## To be done
The records should be written out in full, with nothing altered.
-- Start Data supplied --
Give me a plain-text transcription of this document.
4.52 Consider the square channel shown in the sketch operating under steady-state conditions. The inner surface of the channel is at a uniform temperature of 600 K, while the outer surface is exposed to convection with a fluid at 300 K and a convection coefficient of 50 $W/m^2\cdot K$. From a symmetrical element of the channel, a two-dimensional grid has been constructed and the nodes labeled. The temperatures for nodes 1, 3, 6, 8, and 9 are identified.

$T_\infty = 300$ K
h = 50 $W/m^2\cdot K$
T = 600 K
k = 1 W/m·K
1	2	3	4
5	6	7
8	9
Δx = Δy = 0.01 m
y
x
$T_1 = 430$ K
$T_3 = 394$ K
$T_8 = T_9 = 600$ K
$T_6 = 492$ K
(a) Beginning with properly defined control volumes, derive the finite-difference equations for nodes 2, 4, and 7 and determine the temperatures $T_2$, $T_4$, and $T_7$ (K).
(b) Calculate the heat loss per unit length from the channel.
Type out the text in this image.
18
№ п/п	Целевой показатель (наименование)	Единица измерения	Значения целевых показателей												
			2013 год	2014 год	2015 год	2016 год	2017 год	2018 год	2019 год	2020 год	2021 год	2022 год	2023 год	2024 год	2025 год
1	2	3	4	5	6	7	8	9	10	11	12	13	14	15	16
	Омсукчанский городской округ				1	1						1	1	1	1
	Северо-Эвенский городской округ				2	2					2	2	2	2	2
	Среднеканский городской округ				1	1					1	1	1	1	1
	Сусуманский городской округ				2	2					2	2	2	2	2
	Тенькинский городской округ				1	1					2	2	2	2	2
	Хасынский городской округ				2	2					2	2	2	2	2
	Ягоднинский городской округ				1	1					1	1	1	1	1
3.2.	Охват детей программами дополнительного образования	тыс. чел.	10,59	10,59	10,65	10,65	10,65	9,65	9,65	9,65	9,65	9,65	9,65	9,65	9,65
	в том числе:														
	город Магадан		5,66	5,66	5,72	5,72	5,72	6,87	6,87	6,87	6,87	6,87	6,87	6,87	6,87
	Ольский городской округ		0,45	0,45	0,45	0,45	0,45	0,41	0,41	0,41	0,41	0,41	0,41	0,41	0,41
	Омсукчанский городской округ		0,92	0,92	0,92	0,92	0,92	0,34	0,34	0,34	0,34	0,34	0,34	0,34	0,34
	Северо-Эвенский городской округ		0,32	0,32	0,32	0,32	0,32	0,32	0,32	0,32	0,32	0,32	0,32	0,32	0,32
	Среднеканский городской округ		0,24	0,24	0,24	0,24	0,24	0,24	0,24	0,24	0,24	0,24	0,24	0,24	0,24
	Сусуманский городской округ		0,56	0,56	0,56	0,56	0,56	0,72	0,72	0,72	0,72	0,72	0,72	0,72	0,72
-- End Data supplied --
## The result
Give me a plain-text transcription of this document.
4.52 Consider the square channel shown in the sketch operating under steady-state conditions. The inner surface of the channel is at a uniform temperature of 600 K, while the outer surface is exposed to convection with a fluid at 300 K and a convection coefficient of 50 $W/m^2\cdot K$. From a symmetrical element of the channel, a two-dimensional grid has been constructed and the nodes labeled. The temperatures for nodes 1, 3, 6, 8, and 9 are identified.

$T_\infty = 300$ K
h = 50 $W/m^2\cdot K$
T = 600 K
k = 1 W/m·K
1	2	3	4
5	6	7
8	9
Δx = Δy = 0.01 m
y
x
$T_1 = 430$ K
$T_3 = 394$ K
$T_8 = T_9 = 600$ K
$T_6 = 492$ K
(a) Beginning with properly defined control volumes, derive the finite-difference equations for nodes 2, 4, and 7 and determine the temperatures $T_2$, $T_4$, and $T_7$ (K).
(b) Calculate the heat loss per unit length from the channel.
Type out the text in this image.
18
№ п/п	Целевой показатель (наименование)	Единица измерения	Значения целевых показателей												
			2013 год	2014 год	2015 год	2016 год	2017 год	2018 год	2019 год	2020 год	2021 год	2022 год	2023 год	2024 год	2025 год
1	2	3	4	5	6	7	8	9	10	11	12	13	14	15	16
	Омсукчанский городской округ				1	1						1	1	1	1
	Северо-Эвенский городской округ				2	2					2	2	2	2	2
	Среднеканский городской округ				1	1					1	1	1	1	1
	Сусуманский городской округ				2	2					2	2	2	2	2
	Тенькинский городской округ				1	1					2	2	2	2	2
	Хасынский городской округ				2	2					2	2	2	2	2
	Ягоднинский городской округ				1	1					1	1	1	1	1
3.2.	Охват детей программами дополнительного образования	тыс. чел.	10,59	10,59	10,65	10,65	10,65	9,65	9,65	9,65	9,65	9,65	9,65	9,65	9,65
	в том числе:														
	город Магадан		5,66	5,66	5,72	5,72	5,72	6,87	6,87	6,87	6,87	6,87	6,87	6,87	6,87
	Ольский городской округ		0,45	0,45	0,45	0,45	0,45	0,41	0,41	0,41	0,41	0,41	0,41	0,41	0,41
	Омсукчанский городской округ		0,92	0,92	0,92	0,92	0,92	0,34	0,34	0,34	0,34	0,34	0,34	0,34	0,34
	Северо-Эвенский городской округ		0,32	0,32	0,32	0,32	0,32	0,32	0,32	0,32	0,32	0,32	0,32	0,32	0,32
	Среднеканский городской округ		0,24	0,24	0,24	0,24	0,24	0,24	0,24	0,24	0,24	0,24	0,24	0,24	0,24
	Сусуманский городской округ		0,56	0,56	0,56	0,56	0,56	0,72	0,72	0,72	0,72	0,72	0,72	0,72	0,72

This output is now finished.